DIRECTIONS: Collect all lines containing the word "Temperature" from the data.
* Begin DATA FOR THE TASK *
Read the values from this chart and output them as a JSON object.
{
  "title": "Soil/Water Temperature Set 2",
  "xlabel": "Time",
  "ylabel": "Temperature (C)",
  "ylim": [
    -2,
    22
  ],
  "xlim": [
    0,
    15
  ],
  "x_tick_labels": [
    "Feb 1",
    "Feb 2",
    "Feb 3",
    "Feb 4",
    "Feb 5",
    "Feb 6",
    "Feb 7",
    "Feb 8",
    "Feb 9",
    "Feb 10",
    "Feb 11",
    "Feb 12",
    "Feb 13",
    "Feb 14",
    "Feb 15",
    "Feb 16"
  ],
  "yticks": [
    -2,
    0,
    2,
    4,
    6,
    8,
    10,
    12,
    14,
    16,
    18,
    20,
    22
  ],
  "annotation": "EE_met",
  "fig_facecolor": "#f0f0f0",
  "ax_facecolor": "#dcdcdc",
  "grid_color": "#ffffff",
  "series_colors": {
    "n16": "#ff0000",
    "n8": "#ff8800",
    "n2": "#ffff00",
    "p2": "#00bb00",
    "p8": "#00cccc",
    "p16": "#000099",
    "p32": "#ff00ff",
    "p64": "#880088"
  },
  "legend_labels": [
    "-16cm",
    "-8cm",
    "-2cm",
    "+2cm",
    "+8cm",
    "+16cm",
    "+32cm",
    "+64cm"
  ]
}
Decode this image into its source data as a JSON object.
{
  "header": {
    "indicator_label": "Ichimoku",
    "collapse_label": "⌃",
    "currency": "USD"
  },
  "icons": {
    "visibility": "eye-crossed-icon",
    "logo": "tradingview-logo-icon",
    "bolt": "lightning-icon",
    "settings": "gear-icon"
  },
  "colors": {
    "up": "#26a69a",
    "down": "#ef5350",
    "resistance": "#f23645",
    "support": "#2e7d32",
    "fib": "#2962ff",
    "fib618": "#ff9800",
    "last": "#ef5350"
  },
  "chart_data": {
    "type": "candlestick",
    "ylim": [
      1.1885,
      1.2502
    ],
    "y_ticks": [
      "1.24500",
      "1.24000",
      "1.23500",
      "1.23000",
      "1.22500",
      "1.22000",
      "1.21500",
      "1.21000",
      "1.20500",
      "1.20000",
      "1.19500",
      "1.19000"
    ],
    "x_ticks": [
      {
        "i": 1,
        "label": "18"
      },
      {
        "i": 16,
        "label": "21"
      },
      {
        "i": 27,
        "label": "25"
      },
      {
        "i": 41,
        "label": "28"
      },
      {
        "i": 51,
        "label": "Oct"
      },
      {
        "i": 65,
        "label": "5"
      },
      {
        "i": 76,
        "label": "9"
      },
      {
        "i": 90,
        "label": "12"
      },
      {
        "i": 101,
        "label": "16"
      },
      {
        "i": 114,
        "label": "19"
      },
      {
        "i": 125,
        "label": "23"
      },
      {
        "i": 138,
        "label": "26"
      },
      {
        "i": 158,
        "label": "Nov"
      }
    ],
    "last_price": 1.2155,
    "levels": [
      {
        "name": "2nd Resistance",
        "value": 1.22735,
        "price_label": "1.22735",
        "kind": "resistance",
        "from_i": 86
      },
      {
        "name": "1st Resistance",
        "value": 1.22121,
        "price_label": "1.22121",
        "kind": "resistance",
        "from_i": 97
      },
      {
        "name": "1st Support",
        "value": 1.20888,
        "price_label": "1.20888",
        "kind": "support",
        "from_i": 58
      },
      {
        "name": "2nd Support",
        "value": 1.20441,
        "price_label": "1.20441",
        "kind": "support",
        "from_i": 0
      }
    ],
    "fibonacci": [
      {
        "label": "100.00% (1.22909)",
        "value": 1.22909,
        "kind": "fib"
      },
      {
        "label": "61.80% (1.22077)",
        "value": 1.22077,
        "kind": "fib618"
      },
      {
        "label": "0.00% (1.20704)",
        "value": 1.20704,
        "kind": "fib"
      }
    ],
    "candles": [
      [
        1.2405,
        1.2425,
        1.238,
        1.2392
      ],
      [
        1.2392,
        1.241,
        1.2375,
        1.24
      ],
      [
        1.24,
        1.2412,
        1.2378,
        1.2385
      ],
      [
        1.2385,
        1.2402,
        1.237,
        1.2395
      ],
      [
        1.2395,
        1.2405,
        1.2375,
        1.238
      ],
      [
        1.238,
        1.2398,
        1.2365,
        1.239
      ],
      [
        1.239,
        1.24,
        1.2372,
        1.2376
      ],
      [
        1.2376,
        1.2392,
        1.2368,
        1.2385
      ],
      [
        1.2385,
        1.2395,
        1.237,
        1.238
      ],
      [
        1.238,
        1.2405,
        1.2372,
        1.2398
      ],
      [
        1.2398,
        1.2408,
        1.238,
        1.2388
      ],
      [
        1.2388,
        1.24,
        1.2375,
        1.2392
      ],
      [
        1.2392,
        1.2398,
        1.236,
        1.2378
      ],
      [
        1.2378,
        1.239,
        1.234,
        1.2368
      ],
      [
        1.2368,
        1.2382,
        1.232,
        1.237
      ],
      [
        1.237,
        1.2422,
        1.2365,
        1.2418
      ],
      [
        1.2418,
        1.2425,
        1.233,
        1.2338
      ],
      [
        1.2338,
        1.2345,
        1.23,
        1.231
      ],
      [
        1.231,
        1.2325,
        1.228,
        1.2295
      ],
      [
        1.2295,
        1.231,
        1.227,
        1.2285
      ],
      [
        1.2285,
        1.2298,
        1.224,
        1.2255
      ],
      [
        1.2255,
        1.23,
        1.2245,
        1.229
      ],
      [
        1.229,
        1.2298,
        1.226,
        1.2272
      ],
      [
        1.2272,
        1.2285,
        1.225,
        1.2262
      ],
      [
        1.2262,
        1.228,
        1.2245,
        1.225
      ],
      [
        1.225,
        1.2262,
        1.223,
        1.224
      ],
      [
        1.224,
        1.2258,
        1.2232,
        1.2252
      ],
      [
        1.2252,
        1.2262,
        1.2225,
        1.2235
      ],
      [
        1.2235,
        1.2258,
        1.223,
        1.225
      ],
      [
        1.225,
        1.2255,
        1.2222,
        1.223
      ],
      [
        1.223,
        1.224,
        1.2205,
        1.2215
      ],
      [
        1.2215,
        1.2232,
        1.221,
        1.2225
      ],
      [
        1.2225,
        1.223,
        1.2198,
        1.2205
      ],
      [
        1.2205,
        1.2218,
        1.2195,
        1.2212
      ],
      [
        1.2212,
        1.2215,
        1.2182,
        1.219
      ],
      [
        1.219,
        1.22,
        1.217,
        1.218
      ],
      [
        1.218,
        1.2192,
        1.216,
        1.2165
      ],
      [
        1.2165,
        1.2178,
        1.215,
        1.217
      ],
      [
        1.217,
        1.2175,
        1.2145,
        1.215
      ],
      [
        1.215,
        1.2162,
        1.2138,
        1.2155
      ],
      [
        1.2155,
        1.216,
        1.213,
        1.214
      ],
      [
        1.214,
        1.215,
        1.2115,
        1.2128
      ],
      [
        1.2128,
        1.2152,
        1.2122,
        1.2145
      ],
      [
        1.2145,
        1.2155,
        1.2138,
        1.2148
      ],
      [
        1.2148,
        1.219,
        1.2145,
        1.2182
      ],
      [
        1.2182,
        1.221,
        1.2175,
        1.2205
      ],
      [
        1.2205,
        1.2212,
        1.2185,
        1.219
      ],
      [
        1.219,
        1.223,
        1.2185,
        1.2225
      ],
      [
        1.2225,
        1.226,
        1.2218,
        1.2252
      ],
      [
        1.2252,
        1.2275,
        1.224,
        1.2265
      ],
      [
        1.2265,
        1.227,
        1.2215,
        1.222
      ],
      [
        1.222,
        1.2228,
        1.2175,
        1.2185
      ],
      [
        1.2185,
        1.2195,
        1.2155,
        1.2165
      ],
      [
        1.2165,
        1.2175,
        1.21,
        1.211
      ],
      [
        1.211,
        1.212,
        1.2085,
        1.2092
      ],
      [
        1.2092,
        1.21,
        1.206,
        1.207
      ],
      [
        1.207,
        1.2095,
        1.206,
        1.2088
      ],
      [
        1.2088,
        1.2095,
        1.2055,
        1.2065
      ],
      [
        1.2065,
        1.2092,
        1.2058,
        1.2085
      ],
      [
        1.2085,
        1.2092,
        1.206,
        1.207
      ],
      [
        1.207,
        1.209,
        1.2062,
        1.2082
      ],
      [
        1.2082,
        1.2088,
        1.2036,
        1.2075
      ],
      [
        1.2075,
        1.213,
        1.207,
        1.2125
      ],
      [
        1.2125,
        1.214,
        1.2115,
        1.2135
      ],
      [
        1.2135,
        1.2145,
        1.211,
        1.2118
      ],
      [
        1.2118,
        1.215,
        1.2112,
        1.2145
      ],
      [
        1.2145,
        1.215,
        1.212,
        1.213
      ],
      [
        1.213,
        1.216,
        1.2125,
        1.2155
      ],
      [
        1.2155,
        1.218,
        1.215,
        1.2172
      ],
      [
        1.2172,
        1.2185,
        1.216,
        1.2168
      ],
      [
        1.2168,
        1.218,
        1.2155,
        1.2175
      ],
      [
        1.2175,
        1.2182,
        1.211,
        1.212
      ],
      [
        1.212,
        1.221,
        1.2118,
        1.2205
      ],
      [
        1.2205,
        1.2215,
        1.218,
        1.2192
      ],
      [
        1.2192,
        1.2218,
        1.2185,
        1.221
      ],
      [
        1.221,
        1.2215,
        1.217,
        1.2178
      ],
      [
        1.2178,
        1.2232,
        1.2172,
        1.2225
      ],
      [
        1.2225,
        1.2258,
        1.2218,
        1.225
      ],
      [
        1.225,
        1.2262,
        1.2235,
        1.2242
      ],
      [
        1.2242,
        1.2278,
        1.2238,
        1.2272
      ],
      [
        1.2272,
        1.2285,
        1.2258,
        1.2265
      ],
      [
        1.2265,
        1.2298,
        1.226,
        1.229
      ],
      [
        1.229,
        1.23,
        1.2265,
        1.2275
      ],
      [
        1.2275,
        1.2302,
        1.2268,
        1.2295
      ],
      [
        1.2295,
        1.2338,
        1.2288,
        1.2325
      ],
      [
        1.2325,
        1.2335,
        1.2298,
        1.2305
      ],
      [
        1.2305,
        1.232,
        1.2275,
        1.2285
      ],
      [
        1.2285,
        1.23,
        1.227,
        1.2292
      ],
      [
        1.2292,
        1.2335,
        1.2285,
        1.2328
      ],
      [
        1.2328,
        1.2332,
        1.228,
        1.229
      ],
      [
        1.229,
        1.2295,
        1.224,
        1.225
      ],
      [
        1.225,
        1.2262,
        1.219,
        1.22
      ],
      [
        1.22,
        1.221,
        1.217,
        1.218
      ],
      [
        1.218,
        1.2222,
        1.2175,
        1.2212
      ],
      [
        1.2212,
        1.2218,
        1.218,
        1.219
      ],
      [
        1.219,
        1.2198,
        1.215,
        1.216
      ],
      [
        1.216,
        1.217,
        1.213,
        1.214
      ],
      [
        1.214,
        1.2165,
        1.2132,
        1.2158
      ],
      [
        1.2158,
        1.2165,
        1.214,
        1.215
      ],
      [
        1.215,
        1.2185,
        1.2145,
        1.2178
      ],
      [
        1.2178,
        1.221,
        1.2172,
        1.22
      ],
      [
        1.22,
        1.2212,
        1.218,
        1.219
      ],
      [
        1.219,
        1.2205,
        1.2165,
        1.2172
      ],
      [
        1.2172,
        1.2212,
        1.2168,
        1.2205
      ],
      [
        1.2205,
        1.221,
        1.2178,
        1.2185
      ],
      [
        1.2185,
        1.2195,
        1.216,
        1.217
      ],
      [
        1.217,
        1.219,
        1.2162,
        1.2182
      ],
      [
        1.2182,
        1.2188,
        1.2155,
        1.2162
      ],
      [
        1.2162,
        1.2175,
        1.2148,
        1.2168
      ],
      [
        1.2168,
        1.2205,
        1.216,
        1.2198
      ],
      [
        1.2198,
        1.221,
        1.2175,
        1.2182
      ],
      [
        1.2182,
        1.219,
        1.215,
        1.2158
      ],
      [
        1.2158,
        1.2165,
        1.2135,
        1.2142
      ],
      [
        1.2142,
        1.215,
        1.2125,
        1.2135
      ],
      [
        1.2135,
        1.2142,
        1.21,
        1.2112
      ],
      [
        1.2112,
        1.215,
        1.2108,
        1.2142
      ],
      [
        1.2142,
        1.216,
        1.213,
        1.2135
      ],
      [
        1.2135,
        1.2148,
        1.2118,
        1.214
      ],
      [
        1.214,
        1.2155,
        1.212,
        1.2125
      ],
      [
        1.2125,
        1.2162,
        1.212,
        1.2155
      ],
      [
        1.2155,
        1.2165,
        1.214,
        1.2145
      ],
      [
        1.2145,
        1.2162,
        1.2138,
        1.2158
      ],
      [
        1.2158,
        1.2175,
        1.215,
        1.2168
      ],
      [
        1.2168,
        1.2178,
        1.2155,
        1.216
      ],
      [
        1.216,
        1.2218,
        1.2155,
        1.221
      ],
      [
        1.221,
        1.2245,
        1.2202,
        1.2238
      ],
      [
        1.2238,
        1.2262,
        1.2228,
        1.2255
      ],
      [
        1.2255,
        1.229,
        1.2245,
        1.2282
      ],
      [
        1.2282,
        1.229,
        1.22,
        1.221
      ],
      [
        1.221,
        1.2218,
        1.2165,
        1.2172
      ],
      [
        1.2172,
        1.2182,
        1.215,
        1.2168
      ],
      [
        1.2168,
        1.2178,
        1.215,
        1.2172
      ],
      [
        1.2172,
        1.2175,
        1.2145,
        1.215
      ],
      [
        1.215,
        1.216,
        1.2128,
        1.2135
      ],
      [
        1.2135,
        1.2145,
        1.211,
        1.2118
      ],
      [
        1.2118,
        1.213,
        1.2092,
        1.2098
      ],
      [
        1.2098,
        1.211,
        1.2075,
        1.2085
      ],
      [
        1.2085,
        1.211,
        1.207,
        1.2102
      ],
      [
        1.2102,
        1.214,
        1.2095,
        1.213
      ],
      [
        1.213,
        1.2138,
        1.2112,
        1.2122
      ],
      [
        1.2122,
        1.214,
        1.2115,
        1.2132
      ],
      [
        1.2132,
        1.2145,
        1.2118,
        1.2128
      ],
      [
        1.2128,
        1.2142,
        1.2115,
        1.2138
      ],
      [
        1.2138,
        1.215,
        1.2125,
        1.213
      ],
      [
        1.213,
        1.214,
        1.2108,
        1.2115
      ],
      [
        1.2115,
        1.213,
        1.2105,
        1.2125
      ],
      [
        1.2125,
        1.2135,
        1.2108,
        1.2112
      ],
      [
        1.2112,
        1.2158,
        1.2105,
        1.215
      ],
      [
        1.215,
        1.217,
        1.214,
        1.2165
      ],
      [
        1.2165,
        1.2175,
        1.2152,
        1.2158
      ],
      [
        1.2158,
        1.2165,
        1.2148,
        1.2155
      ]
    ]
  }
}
* End DATA FOR THE TASK *
COMPLETE OUTPUT:
  "title": "Soil/Water Temperature Set 2",
  "ylabel": "Temperature (C)",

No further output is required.